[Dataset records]
==================================================

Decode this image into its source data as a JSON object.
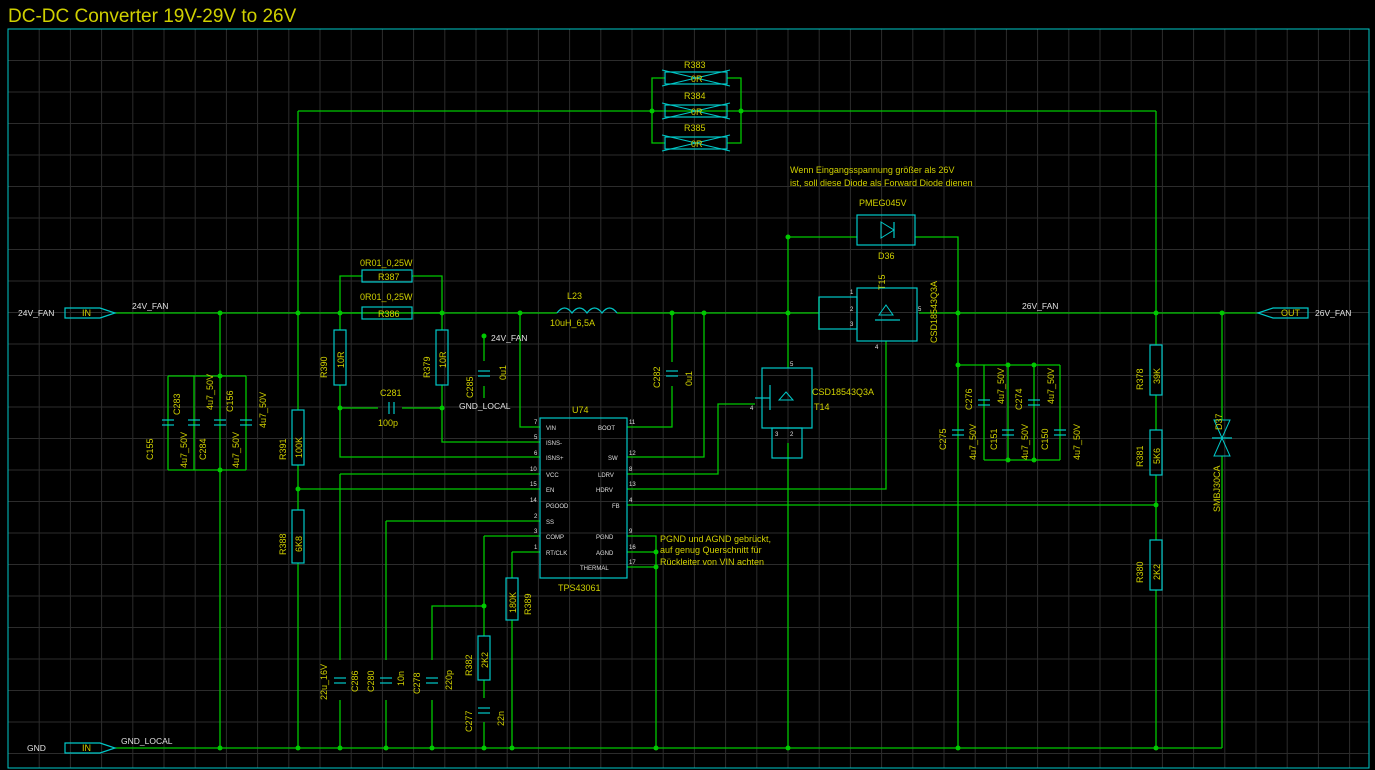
{
  "title": "DC-DC Converter 19V-29V to 26V",
  "ports": {
    "in_24v_tag": "IN",
    "in_24v_name": "24V_FAN",
    "gnd_tag": "IN",
    "gnd_name": "GND",
    "out_26v_tag": "OUT",
    "out_26v_name": "26V_FAN"
  },
  "nets": {
    "n24v_fan": "24V_FAN",
    "gnd_local": "GND_LOCAL",
    "n26v_fan": "26V_FAN"
  },
  "components": {
    "r383": {
      "ref": "R383",
      "value": "0R"
    },
    "r384": {
      "ref": "R384",
      "value": "0R"
    },
    "r385": {
      "ref": "R385",
      "value": "0R"
    },
    "c155": {
      "ref": "C155",
      "value": "4u7_50V"
    },
    "c283": {
      "ref": "C283",
      "value": "4u7_50V"
    },
    "c284": {
      "ref": "C284",
      "value": "4u7_50V"
    },
    "c156": {
      "ref": "C156",
      "value": "4u7_50V"
    },
    "r391": {
      "ref": "R391",
      "value": "100K"
    },
    "r388": {
      "ref": "R388",
      "value": "6K8"
    },
    "r387": {
      "ref": "R387",
      "value": "0R01_0,25W"
    },
    "r386": {
      "ref": "R386",
      "value": "0R01_0,25W"
    },
    "r390": {
      "ref": "R390",
      "value": "10R"
    },
    "r379": {
      "ref": "R379",
      "value": "10R"
    },
    "c281": {
      "ref": "C281",
      "value": "100p"
    },
    "c285": {
      "ref": "C285",
      "value": "0u1"
    },
    "l23": {
      "ref": "L23",
      "value": "10uH_6,5A"
    },
    "c282": {
      "ref": "C282",
      "value": "0u1"
    },
    "u74": {
      "ref": "U74",
      "value": "TPS43061",
      "pins": {
        "vin": "VIN",
        "isns_minus": "ISNS-",
        "isns_plus": "ISNS+",
        "vcc": "VCC",
        "en": "EN",
        "pgood": "PGOOD",
        "ss": "SS",
        "comp": "COMP",
        "rtclk": "RT/CLK",
        "boot": "BOOT",
        "sw": "SW",
        "ldrv": "LDRV",
        "hdrv": "HDRV",
        "fb": "FB",
        "pgnd": "PGND",
        "agnd": "AGND",
        "thermal": "THERMAL"
      },
      "pin_numbers": {
        "7": "7",
        "5": "5",
        "6": "6",
        "10": "10",
        "15": "15",
        "14": "14",
        "2": "2",
        "3": "3",
        "1": "1",
        "11": "11",
        "12": "12",
        "8": "8",
        "13": "13",
        "4": "4",
        "9": "9",
        "16": "16",
        "17": "17"
      }
    },
    "c286": {
      "ref": "C286",
      "value": "22u_16V"
    },
    "c280": {
      "ref": "C280",
      "value": "10n"
    },
    "c278": {
      "ref": "C278",
      "value": "220p"
    },
    "r382": {
      "ref": "R382",
      "value": "2K2"
    },
    "c277": {
      "ref": "C277",
      "value": "22n"
    },
    "r389": {
      "ref": "R389",
      "value": "180K"
    },
    "t14": {
      "ref": "T14",
      "value": "CSD18543Q3A",
      "pins": {
        "4": "4",
        "5": "5",
        "3": "3",
        "2": "2"
      }
    },
    "t15": {
      "ref": "T15",
      "value": "CSD18543Q3A",
      "pins": {
        "1": "1",
        "2": "2",
        "3": "3",
        "5": "5",
        "4": "4"
      }
    },
    "d36": {
      "ref": "D36",
      "value": "PMEG045V"
    },
    "c275": {
      "ref": "C275",
      "value": "4u7_50V"
    },
    "c276": {
      "ref": "C276",
      "value": "4u7_50V"
    },
    "c151": {
      "ref": "C151",
      "value": "4u7_50V"
    },
    "c274": {
      "ref": "C274",
      "value": "4u7_50V"
    },
    "c150": {
      "ref": "C150",
      "value": "4u7_50V"
    },
    "r378": {
      "ref": "R378",
      "value": "39K"
    },
    "r381": {
      "ref": "R381",
      "value": "5K6"
    },
    "r380": {
      "ref": "R380",
      "value": "2K2"
    },
    "d37": {
      "ref": "D37",
      "value": "SMBJ30CA"
    }
  },
  "notes": {
    "pgnd": [
      "PGND und AGND gebrückt,",
      "auf genug Querschnitt für",
      "Rückleiter von VIN achten"
    ],
    "diode": [
      "Wenn Eingangsspannung größer als 26V",
      "ist, soll diese Diode als Forward Diode dienen"
    ]
  },
  "colors": {
    "background": "#000000",
    "grid": "#2c2c2c",
    "wire": "#00c800",
    "symbol": "#00c8c8",
    "label": "#d0d000"
  }
}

==================================================

### Problem
Exactly as written, return every line of the listing, but not the pictures.

### Result
Decode this image into its source data as a JSON object.
{
  "title": "DC-DC Converter 19V-29V to 26V",
  "ports": {
    "in_24v_tag": "IN",
    "in_24v_name": "24V_FAN",
    "gnd_tag": "IN",
    "gnd_name": "GND",
    "out_26v_tag": "OUT",
    "out_26v_name": "26V_FAN"
  },
  "nets": {
    "n24v_fan": "24V_FAN",
    "gnd_local": "GND_LOCAL",
    "n26v_fan": "26V_FAN"
  },
  "components": {
    "r383": {
      "ref": "R383",
      "value": "0R"
    },
    "r384": {
      "ref": "R384",
      "value": "0R"
    },
    "r385": {
      "ref": "R385",
      "value": "0R"
    },
    "c155": {
      "ref": "C155",
      "value": "4u7_50V"
    },
    "c283": {
      "ref": "C283",
      "value": "4u7_50V"
    },
    "c284": {
      "ref": "C284",
      "value": "4u7_50V"
    },
    "c156": {
      "ref": "C156",
      "value": "4u7_50V"
    },
    "r391": {
      "ref": "R391",
      "value": "100K"
    },
    "r388": {
      "ref": "R388",
      "value": "6K8"
    },
    "r387": {
      "ref": "R387",
      "value": "0R01_0,25W"
    },
    "r386": {
      "ref": "R386",
      "value": "0R01_0,25W"
    },
    "r390": {
      "ref": "R390",
      "value": "10R"
    },
    "r379": {
      "ref": "R379",
      "value": "10R"
    },
    "c281": {
      "ref": "C281",
      "value": "100p"
    },
    "c285": {
      "ref": "C285",
      "value": "0u1"
    },
    "l23": {
      "ref": "L23",
      "value": "10uH_6,5A"
    },
    "c282": {
      "ref": "C282",
      "value": "0u1"
    },
    "u74": {
      "ref": "U74",
      "value": "TPS43061",
      "pins": {
        "vin": "VIN",
        "isns_minus": "ISNS-",
        "isns_plus": "ISNS+",
        "vcc": "VCC",
        "en": "EN",
        "pgood": "PGOOD",
        "ss": "SS",
        "comp": "COMP",
        "rtclk": "RT/CLK",
        "boot": "BOOT",
        "sw": "SW",
        "ldrv": "LDRV",
        "hdrv": "HDRV",
        "fb": "FB",
        "pgnd": "PGND",
        "agnd": "AGND",
        "thermal": "THERMAL"
      },
      "pin_numbers": {
        "7": "7",
        "5": "5",
        "6": "6",
        "10": "10",
        "15": "15",
        "14": "14",
        "2": "2",
        "3": "3",
        "1": "1",
        "11": "11",
        "12": "12",
        "8": "8",
        "13": "13",
        "4": "4",
        "9": "9",
        "16": "16",
        "17": "17"
      }
    },
    "c286": {
      "ref": "C286",
      "value": "22u_16V"
    },
    "c280": {
      "ref": "C280",
      "value": "10n"
    },
    "c278": {
      "ref": "C278",
      "value": "220p"
    },
    "r382": {
      "ref": "R382",
      "value": "2K2"
    },
    "c277": {
      "ref": "C277",
      "value": "22n"
    },
    "r389": {
      "ref": "R389",
      "value": "180K"
    },
    "t14": {
      "ref": "T14",
      "value": "CSD18543Q3A",
      "pins": {
        "4": "4",
        "5": "5",
        "3": "3",
        "2": "2"
      }
    },
    "t15": {
      "ref": "T15",
      "value": "CSD18543Q3A",
      "pins": {
        "1": "1",
        "2": "2",
        "3": "3",
        "5": "5",
        "4": "4"
      }
    },
    "d36": {
      "ref": "D36",
      "value": "PMEG045V"
    },
    "c275": {
      "ref": "C275",
      "value": "4u7_50V"
    },
    "c276": {
      "ref": "C276",
      "value": "4u7_50V"
    },
    "c151": {
      "ref": "C151",
      "value": "4u7_50V"
    },
    "c274": {
      "ref": "C274",
      "value": "4u7_50V"
    },
    "c150": {
      "ref": "C150",
      "value": "4u7_50V"
    },
    "r378": {
      "ref": "R378",
      "value": "39K"
    },
    "r381": {
      "ref": "R381",
      "value": "5K6"
    },
    "r380": {
      "ref": "R380",
      "value": "2K2"
    },
    "d37": {
      "ref": "D37",
      "value": "SMBJ30CA"
    }
  },
  "notes": {
    "pgnd": [
      "PGND und AGND gebrückt,",
      "auf genug Querschnitt für",
      "Rückleiter von VIN achten"
    ],
    "diode": [
      "Wenn Eingangsspannung größer als 26V",
      "ist, soll diese Diode als Forward Diode dienen"
    ]
  },
  "colors": {
    "background": "#000000",
    "grid": "#2c2c2c",
    "wire": "#00c800",
    "symbol": "#00c8c8",
    "label": "#d0d000"
  }
}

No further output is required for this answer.